» **Job**
Report the count of lines below that include "title", without any other text.

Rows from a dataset
--- begin ---

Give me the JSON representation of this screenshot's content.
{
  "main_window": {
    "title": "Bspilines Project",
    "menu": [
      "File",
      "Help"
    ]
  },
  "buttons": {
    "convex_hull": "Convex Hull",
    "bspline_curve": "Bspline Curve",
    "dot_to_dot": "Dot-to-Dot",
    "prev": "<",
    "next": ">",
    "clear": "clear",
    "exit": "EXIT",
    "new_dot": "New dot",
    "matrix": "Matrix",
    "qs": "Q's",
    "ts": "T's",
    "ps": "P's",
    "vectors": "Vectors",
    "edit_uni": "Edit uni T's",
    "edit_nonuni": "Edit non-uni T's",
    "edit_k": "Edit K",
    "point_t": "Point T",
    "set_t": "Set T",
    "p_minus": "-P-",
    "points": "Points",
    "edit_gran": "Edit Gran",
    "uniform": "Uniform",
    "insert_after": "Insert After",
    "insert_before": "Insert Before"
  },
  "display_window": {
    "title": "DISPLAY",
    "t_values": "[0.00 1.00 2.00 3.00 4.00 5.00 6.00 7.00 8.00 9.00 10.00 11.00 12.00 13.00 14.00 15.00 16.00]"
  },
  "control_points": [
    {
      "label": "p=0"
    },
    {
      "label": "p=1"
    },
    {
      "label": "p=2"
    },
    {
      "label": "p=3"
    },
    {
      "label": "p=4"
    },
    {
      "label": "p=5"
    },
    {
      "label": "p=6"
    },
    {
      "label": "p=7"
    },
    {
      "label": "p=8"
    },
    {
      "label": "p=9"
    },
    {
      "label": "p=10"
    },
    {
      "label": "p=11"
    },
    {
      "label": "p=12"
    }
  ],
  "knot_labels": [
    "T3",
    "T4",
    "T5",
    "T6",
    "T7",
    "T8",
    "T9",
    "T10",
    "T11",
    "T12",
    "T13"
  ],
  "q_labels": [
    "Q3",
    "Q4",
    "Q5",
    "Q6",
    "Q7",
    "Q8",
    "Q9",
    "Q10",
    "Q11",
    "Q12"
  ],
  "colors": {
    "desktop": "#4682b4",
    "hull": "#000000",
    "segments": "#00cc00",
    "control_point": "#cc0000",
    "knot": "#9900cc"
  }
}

--- end ---

» **Solution for this exercise**
2